• REQUIREMENT: Could you rewrite the lines below that open with the line containing "407, 1050, 503]" and close with the one containing "section-heading: 面试保险自我介绍 6", substituting "carryover-text" for "continuation-text" and keeping everything else the same?

• Element location data:
──────

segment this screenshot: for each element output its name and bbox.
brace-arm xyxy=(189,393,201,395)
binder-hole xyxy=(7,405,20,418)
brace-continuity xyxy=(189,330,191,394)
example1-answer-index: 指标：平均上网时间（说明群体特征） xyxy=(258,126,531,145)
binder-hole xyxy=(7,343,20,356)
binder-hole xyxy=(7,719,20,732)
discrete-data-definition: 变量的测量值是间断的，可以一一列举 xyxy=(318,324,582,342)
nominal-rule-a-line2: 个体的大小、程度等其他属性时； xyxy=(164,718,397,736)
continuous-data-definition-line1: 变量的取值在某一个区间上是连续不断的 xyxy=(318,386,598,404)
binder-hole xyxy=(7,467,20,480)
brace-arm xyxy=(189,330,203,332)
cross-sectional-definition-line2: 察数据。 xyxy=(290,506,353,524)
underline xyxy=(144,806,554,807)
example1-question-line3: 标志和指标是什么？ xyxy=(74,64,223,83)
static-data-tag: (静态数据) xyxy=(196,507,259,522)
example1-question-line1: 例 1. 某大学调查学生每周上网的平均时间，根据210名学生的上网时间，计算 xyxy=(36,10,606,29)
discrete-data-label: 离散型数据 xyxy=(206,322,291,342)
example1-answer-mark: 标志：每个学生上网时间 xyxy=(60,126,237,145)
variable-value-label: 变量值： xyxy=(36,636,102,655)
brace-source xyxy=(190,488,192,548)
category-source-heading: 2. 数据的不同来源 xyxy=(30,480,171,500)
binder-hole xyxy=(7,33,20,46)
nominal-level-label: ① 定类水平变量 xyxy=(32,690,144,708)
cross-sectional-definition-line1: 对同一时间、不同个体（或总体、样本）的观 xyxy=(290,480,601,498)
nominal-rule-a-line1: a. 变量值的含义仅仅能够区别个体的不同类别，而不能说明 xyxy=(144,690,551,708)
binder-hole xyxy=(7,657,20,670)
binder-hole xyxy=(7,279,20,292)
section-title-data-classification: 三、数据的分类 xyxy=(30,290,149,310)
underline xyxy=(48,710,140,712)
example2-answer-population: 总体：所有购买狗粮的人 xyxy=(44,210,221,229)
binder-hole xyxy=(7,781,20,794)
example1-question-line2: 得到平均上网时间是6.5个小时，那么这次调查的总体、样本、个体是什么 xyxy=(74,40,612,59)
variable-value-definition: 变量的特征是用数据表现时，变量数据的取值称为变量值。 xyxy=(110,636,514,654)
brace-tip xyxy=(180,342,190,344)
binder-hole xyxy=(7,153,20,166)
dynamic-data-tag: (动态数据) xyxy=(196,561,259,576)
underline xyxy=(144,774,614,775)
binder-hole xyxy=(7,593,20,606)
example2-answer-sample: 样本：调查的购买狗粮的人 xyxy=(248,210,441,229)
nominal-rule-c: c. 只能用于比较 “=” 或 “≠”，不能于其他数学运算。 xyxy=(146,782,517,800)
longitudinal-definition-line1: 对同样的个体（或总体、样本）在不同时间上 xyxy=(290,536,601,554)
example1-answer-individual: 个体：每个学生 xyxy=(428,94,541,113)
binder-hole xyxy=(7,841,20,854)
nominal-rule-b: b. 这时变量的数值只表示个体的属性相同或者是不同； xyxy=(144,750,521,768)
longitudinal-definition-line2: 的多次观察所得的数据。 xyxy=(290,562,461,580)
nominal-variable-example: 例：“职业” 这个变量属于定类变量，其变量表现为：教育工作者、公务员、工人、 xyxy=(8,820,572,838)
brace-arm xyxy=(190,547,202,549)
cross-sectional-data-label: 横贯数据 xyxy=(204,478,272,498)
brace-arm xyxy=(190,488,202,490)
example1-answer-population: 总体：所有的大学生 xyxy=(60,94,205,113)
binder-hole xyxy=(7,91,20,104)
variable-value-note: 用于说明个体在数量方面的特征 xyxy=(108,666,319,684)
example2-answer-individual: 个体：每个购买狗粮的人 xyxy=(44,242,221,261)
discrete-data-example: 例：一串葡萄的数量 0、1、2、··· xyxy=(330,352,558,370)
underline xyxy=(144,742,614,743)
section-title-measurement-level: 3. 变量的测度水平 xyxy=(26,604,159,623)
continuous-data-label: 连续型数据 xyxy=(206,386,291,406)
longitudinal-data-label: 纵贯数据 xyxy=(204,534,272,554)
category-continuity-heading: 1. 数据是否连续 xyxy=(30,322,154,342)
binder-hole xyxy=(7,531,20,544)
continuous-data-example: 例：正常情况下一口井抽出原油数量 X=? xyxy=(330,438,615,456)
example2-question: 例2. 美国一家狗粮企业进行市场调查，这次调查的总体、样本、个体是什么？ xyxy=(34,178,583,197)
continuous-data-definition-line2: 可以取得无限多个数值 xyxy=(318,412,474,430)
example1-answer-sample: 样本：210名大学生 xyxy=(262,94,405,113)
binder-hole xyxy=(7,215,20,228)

──────

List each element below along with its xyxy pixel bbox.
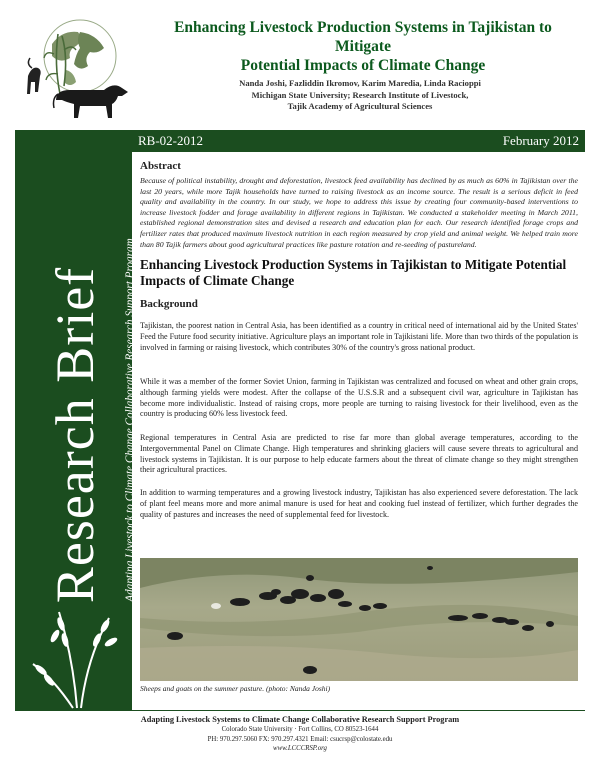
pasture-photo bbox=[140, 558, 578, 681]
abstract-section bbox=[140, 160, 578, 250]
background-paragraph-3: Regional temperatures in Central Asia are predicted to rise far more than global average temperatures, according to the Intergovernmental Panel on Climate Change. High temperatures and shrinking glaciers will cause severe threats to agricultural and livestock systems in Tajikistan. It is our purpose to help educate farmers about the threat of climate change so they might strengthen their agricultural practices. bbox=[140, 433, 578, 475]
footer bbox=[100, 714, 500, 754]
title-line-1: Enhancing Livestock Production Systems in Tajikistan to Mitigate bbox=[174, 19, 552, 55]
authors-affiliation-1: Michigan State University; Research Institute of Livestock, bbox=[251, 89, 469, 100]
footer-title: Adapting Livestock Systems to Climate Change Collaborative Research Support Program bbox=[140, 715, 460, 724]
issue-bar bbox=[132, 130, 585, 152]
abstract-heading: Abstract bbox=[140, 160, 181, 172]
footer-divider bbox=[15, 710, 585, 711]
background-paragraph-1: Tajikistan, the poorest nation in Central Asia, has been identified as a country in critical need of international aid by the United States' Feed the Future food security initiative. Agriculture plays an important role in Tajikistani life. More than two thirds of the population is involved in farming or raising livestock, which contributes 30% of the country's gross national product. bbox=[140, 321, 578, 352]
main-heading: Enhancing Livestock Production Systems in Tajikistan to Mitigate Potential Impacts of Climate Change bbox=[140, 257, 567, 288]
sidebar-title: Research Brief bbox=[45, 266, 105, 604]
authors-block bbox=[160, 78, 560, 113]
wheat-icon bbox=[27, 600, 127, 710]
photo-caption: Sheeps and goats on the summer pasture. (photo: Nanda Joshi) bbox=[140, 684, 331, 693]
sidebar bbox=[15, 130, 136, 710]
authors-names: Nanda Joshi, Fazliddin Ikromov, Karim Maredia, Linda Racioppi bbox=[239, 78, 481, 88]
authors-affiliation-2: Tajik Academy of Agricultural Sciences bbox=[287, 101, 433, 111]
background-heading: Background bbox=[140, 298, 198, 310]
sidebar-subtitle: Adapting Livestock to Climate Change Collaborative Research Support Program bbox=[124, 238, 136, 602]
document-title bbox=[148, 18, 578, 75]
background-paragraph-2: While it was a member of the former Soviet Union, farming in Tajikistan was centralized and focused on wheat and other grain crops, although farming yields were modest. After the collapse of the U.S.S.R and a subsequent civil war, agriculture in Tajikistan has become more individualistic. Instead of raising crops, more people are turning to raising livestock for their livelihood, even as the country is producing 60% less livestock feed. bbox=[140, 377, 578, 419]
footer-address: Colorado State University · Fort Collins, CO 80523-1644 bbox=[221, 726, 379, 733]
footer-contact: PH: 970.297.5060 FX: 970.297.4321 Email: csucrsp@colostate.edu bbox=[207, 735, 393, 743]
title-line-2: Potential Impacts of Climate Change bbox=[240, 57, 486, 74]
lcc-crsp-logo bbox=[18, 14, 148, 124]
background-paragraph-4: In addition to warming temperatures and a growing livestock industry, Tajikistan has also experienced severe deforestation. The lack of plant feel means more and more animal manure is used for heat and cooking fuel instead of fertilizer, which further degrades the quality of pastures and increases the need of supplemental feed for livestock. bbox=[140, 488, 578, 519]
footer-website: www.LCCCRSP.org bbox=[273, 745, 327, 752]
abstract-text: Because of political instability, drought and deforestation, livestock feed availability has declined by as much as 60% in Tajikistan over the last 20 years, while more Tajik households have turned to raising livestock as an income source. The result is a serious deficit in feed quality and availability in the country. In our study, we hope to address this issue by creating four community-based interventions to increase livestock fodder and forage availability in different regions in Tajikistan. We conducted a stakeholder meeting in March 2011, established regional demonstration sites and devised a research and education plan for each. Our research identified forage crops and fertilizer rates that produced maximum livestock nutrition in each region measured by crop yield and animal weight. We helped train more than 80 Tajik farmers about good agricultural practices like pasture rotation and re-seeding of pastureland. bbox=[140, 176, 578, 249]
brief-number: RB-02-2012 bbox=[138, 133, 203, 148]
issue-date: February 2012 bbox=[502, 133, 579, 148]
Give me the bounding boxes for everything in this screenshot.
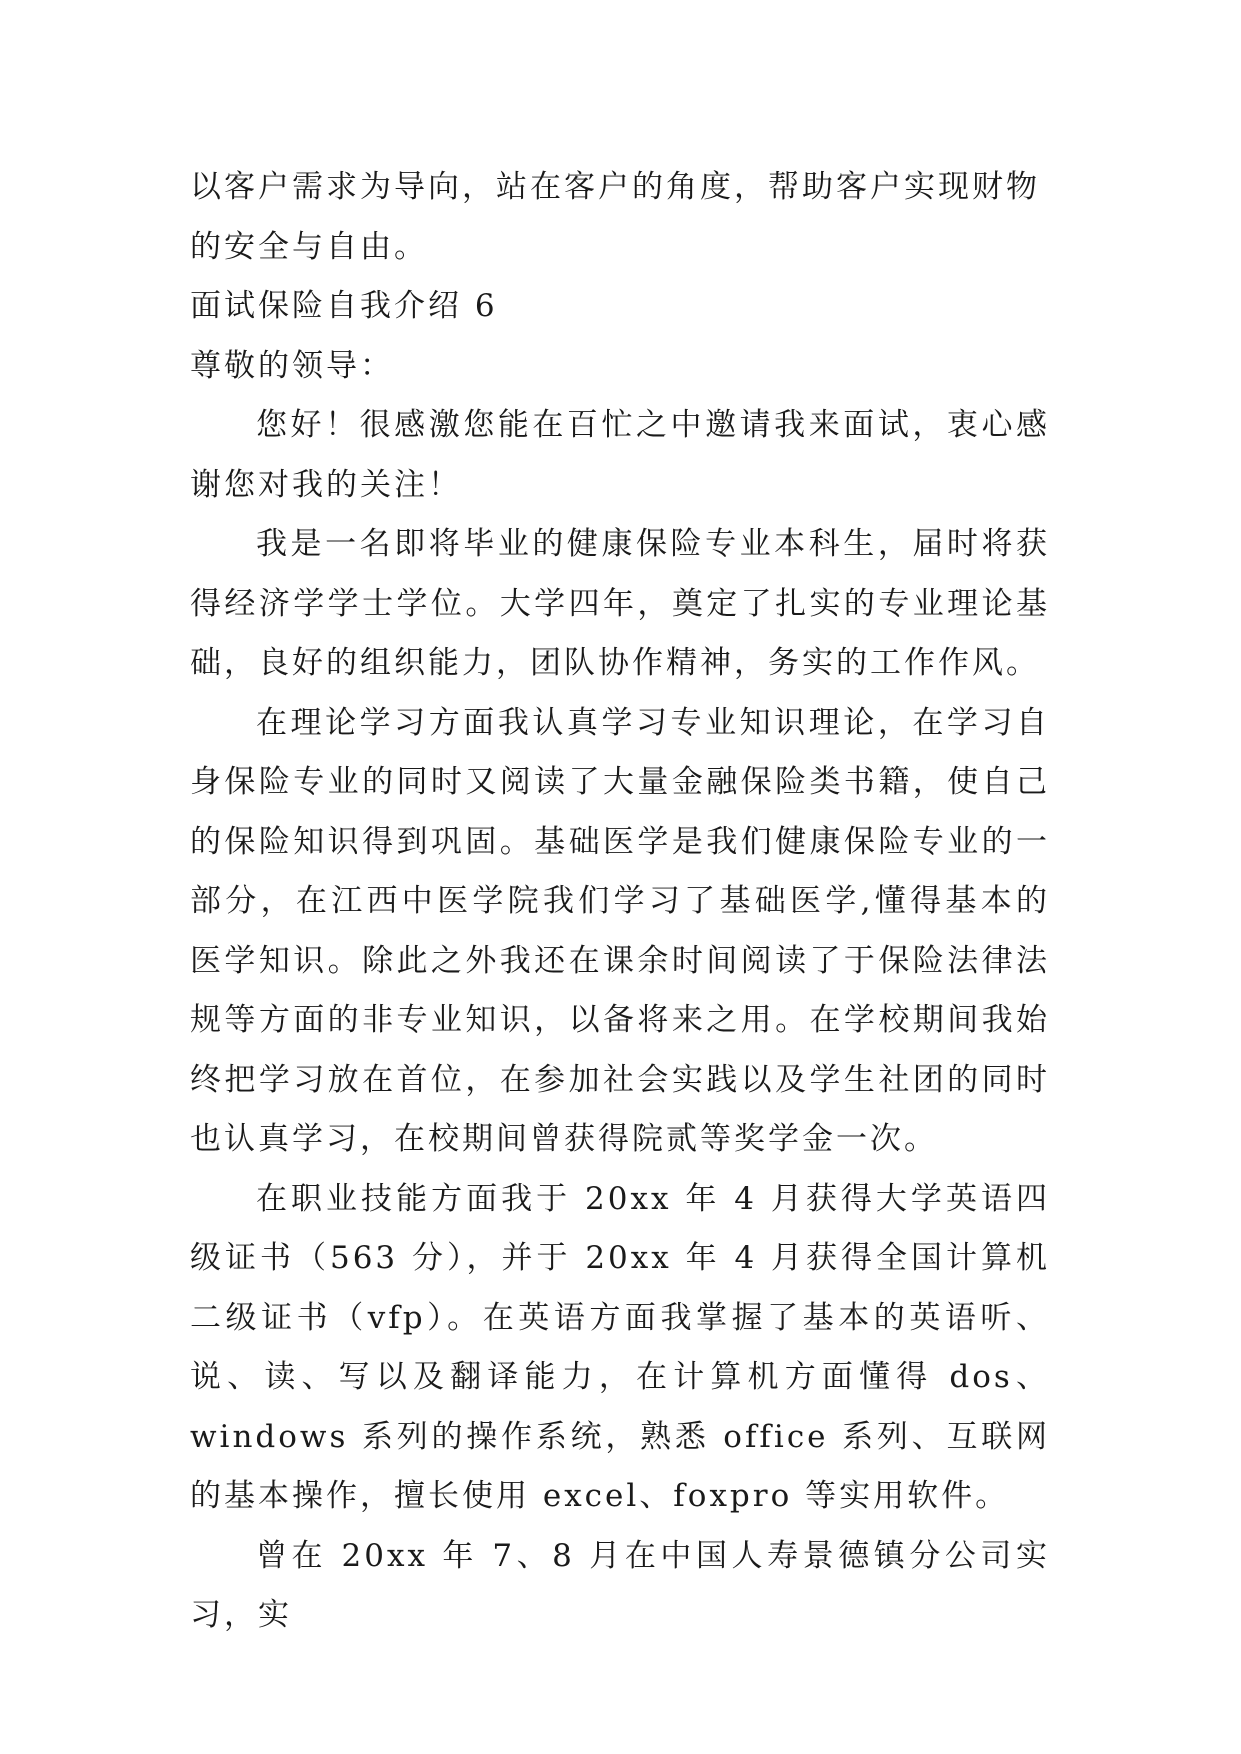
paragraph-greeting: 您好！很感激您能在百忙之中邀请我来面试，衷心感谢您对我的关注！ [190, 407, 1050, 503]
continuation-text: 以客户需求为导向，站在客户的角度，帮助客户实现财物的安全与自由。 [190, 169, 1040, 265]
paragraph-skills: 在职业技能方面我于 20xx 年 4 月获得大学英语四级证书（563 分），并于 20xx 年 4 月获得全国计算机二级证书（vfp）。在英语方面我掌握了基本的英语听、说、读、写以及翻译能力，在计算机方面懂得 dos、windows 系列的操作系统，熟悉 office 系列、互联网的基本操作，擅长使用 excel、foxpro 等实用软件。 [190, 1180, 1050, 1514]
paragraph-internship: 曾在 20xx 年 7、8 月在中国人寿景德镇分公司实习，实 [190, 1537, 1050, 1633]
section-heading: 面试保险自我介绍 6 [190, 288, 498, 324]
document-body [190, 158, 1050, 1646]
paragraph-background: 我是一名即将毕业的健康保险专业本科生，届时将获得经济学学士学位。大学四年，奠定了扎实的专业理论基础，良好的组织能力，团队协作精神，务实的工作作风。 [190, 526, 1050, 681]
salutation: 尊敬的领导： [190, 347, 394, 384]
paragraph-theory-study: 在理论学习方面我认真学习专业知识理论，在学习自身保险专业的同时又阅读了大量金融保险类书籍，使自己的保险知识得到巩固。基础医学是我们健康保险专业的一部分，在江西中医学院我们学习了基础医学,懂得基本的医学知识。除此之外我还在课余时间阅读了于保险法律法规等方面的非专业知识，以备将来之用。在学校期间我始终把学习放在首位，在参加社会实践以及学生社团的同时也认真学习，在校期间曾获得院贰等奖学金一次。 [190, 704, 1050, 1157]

──────

• FINISHED EXERCISE:
paragraph-greeting: 您好！很感激您能在百忙之中邀请我来面试，衷心感谢您对我的关注！ [190, 407, 1050, 503]
carryover-text: 以客户需求为导向，站在客户的角度，帮助客户实现财物的安全与自由。 [190, 169, 1040, 265]
paragraph-skills: 在职业技能方面我于 20xx 年 4 月获得大学英语四级证书（563 分），并于 20xx 年 4 月获得全国计算机二级证书（vfp）。在英语方面我掌握了基本的英语听、说、读、写以及翻译能力，在计算机方面懂得 dos、windows 系列的操作系统，熟悉 office 系列、互联网的基本操作，擅长使用 excel、foxpro 等实用软件。 [190, 1180, 1050, 1514]
paragraph-internship: 曾在 20xx 年 7、8 月在中国人寿景德镇分公司实习，实 [190, 1537, 1050, 1633]
section-heading: 面试保险自我介绍 6 [190, 288, 498, 324]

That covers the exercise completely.